Stated goal =>
Where the word "JSON" occurs in a line, return that line.

Items listed in a dataset =>
****************

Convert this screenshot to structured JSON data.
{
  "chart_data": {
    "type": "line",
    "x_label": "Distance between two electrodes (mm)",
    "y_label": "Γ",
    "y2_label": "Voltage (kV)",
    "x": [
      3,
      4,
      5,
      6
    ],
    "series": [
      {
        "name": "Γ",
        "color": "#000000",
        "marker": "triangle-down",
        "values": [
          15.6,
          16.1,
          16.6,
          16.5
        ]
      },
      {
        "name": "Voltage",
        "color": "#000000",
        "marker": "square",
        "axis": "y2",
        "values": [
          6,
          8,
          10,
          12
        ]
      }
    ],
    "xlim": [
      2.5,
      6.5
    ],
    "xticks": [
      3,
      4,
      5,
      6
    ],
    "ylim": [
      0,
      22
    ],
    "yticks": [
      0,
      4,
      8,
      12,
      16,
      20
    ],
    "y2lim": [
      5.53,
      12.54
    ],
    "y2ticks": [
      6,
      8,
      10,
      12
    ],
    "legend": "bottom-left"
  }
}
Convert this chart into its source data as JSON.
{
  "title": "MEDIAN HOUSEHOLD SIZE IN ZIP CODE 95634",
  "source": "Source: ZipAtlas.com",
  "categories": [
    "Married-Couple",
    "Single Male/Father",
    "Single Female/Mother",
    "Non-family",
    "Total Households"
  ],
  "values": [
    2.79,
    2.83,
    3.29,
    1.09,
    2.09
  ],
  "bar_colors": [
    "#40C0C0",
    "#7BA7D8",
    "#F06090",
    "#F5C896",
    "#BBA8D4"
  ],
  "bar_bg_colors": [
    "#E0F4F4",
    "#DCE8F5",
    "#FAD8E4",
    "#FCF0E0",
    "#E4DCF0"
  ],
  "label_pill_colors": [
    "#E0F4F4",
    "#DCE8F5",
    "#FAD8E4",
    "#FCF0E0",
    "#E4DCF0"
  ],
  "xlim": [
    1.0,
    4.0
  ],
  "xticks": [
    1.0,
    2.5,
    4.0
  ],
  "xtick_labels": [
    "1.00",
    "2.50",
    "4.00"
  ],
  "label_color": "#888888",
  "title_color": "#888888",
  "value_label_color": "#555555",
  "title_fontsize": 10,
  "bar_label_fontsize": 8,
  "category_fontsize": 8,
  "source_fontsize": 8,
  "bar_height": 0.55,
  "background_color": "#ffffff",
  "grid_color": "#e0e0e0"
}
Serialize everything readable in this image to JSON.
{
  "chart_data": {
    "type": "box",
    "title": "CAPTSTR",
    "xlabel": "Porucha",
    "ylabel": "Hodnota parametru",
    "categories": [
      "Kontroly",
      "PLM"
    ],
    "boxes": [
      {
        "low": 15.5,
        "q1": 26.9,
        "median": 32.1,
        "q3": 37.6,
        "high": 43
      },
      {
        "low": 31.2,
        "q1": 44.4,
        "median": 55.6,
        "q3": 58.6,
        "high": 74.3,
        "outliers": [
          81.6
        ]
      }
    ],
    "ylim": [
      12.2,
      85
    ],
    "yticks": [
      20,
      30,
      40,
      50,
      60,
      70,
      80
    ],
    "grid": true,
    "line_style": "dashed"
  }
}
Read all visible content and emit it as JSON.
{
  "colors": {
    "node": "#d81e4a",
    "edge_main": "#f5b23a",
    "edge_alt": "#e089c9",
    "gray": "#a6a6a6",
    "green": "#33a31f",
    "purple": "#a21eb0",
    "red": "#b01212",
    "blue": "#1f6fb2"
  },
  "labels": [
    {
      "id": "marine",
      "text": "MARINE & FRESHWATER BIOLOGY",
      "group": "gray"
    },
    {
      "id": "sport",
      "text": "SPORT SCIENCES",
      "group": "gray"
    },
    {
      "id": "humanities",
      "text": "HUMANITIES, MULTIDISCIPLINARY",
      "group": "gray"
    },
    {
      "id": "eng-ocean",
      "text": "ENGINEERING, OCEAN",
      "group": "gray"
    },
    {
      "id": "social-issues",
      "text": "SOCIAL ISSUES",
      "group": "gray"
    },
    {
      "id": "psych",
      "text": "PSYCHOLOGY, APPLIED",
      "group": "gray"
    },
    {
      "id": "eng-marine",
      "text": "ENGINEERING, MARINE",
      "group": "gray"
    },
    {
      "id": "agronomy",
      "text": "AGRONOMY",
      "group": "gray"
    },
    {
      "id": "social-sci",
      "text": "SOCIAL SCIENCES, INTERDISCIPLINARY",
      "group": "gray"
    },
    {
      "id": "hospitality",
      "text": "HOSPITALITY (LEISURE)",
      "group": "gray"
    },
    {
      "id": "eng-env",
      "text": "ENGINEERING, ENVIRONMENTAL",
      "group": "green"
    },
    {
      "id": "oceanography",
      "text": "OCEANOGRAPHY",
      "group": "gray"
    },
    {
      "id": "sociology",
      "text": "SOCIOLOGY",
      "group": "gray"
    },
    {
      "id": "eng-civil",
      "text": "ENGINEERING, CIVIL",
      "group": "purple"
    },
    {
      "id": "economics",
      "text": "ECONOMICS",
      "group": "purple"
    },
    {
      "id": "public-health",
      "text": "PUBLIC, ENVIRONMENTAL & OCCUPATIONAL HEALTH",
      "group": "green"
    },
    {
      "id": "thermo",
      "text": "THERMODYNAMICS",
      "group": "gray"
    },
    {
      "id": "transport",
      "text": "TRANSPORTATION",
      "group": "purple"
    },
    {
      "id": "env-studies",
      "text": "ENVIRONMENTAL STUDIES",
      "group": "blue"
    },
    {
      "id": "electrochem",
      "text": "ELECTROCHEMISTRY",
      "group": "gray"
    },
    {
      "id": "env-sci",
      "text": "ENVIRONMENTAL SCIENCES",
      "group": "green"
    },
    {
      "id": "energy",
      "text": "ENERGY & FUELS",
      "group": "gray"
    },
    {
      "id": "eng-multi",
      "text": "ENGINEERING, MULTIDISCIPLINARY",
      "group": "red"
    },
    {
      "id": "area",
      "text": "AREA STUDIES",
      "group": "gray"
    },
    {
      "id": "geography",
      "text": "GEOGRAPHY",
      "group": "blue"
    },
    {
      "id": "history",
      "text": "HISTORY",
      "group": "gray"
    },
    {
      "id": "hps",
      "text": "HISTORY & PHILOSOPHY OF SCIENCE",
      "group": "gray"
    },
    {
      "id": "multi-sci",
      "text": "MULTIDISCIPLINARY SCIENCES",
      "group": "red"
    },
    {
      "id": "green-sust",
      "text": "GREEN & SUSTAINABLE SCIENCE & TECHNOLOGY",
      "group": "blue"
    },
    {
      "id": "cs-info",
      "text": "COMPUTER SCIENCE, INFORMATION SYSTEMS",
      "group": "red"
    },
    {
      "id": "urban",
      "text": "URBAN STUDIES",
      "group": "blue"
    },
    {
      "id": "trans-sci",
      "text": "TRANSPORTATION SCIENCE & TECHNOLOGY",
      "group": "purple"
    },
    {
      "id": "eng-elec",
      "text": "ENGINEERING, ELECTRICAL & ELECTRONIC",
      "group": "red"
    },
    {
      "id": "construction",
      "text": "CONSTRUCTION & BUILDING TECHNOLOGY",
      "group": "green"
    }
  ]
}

****************

Task answer =>
Convert this screenshot to structured JSON data.
Convert this chart into its source data as JSON.
Serialize everything readable in this image to JSON.
Read all visible content and emit it as JSON.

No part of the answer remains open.